== Data lines ==

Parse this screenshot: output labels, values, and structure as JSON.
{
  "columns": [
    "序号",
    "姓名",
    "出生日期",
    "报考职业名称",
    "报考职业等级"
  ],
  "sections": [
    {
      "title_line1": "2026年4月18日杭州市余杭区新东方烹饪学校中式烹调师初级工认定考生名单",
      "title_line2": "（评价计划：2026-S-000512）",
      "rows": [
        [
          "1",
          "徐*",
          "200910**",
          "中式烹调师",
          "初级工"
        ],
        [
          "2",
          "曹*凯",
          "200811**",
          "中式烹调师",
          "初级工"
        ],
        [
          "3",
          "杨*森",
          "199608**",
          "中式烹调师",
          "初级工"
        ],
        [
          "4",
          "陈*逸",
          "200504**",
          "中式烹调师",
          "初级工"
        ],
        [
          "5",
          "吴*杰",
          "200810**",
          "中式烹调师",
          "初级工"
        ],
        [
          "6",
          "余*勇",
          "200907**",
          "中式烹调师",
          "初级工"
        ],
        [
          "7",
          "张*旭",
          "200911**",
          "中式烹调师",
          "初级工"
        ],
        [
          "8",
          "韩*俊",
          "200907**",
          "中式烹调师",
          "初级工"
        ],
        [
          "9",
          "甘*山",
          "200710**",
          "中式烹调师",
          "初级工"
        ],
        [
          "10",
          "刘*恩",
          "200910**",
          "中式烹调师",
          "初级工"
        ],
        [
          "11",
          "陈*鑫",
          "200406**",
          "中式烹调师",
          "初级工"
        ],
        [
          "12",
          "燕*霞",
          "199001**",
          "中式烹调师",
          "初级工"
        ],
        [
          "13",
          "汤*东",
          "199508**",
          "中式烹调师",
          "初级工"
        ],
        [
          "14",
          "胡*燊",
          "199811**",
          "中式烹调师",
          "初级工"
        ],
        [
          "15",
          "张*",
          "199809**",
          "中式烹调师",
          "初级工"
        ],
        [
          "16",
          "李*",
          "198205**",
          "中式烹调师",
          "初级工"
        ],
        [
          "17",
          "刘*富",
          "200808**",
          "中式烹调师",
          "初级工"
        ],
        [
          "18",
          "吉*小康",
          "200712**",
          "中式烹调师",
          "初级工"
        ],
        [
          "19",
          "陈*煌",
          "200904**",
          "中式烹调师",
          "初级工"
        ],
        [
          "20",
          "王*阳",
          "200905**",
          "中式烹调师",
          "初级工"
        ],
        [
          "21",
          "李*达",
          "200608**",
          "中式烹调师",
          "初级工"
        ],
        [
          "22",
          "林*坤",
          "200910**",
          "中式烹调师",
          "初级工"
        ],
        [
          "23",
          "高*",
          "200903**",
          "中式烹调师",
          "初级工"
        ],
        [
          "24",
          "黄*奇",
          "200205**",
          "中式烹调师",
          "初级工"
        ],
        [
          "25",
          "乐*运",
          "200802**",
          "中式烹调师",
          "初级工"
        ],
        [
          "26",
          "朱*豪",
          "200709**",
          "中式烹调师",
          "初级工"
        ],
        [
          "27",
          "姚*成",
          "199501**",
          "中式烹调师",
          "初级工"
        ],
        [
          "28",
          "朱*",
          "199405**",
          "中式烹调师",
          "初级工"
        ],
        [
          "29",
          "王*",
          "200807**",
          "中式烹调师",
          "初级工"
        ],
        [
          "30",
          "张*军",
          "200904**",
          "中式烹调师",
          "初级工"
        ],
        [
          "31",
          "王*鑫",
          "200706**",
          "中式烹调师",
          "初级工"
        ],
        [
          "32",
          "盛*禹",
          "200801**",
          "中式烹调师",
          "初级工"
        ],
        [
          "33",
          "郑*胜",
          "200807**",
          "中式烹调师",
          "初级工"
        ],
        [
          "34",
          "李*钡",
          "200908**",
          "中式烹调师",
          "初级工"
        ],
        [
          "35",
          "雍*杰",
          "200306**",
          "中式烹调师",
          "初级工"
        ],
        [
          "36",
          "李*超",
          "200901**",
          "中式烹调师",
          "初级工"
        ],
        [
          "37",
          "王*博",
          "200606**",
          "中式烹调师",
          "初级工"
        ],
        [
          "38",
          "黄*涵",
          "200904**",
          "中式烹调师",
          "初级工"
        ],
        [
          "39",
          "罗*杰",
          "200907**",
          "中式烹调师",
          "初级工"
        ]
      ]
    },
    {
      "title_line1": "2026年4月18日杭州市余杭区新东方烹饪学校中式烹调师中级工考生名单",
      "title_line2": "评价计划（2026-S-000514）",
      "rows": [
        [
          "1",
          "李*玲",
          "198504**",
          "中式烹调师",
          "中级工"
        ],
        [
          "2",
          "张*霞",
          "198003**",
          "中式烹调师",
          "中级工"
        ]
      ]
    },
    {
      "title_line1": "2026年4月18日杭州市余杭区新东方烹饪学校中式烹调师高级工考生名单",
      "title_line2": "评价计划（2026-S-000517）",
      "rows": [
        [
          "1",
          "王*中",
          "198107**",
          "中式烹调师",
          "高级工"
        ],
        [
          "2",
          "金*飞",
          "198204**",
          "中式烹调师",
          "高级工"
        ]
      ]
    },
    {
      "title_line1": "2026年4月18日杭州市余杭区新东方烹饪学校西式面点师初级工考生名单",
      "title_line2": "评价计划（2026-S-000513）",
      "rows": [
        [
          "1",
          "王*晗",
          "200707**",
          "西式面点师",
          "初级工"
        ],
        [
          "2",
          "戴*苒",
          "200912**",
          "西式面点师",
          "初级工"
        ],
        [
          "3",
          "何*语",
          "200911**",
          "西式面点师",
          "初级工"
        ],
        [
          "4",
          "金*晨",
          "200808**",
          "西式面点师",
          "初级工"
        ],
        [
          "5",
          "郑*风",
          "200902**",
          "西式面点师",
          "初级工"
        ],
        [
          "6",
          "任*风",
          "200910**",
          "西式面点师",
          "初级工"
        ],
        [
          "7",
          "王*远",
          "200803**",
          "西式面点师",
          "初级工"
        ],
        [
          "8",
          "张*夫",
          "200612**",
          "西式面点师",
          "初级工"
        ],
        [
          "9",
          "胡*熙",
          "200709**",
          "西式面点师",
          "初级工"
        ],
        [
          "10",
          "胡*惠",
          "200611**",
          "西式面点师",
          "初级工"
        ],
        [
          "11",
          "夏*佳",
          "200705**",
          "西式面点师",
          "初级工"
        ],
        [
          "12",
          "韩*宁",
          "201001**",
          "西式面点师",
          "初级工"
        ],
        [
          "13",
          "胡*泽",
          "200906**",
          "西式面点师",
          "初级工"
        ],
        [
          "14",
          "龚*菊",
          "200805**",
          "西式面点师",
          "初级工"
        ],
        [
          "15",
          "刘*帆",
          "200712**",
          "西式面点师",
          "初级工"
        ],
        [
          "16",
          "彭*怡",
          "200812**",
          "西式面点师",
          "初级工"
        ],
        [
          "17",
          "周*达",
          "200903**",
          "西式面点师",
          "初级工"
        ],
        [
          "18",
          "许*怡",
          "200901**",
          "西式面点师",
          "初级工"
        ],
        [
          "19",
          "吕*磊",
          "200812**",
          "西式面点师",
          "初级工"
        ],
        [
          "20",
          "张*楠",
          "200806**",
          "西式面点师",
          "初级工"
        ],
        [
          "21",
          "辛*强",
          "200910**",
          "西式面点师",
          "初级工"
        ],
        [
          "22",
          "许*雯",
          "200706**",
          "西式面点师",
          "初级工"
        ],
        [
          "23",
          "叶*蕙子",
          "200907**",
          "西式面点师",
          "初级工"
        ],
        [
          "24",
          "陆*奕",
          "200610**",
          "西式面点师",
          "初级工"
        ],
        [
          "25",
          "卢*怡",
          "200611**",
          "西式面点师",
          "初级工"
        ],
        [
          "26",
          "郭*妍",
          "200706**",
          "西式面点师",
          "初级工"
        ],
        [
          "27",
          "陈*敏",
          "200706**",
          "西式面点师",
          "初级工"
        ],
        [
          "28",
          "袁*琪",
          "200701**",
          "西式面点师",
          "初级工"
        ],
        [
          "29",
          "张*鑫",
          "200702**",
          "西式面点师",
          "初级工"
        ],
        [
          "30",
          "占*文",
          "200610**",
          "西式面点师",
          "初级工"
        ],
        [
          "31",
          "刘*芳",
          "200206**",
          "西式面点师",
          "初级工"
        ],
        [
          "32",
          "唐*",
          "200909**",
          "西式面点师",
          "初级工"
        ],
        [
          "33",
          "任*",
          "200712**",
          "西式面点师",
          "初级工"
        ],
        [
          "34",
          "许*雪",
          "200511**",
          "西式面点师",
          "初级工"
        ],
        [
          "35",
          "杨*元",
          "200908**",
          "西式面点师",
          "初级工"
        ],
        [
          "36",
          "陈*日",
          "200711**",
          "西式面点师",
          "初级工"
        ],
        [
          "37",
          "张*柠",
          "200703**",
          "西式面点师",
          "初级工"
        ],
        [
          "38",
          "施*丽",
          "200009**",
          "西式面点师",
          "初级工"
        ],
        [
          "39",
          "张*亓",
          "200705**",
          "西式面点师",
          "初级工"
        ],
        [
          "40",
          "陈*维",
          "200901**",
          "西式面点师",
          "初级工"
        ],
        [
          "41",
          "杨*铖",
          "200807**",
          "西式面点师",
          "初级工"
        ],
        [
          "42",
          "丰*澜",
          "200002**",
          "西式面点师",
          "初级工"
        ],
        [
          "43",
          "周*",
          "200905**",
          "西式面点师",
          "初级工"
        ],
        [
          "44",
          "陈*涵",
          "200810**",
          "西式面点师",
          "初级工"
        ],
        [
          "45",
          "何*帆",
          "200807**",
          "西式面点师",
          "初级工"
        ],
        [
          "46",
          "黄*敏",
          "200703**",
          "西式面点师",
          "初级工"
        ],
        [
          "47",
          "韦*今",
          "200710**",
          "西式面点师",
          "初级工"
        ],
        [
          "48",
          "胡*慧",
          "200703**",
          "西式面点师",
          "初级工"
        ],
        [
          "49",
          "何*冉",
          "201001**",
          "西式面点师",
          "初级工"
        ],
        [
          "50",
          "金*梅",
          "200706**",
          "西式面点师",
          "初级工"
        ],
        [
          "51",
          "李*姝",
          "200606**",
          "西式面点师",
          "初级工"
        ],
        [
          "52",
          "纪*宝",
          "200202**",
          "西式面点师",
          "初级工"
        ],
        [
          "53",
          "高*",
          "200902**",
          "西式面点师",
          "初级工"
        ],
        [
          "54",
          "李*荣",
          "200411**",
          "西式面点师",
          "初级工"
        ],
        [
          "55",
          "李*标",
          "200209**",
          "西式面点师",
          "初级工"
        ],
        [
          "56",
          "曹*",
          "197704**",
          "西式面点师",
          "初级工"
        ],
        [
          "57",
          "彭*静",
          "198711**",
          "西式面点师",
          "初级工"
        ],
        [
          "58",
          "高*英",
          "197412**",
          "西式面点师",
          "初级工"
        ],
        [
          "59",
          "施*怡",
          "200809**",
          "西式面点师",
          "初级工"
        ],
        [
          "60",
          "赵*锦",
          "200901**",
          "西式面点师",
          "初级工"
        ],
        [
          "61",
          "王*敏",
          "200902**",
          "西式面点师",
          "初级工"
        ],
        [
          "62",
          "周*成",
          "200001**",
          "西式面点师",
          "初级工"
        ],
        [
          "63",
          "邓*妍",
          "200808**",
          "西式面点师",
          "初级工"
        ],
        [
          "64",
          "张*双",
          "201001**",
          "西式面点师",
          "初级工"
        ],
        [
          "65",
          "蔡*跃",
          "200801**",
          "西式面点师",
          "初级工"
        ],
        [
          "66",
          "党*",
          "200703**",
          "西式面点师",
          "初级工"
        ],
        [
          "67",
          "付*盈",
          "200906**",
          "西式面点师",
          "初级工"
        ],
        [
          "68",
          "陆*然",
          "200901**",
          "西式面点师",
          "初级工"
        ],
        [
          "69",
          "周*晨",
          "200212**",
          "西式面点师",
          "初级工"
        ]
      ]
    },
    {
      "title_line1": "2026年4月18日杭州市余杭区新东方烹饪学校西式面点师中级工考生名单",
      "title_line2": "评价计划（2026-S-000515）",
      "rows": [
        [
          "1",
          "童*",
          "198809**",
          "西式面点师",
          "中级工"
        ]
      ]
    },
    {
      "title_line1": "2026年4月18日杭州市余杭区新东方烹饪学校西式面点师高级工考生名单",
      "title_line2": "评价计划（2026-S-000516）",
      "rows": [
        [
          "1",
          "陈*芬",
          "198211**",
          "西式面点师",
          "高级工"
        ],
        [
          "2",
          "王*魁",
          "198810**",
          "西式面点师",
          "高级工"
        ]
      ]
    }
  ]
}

===

- Exercise aim -
What number of lines in the records contain the word "评价计划"? Answer with that number alone.

- The completed task -
6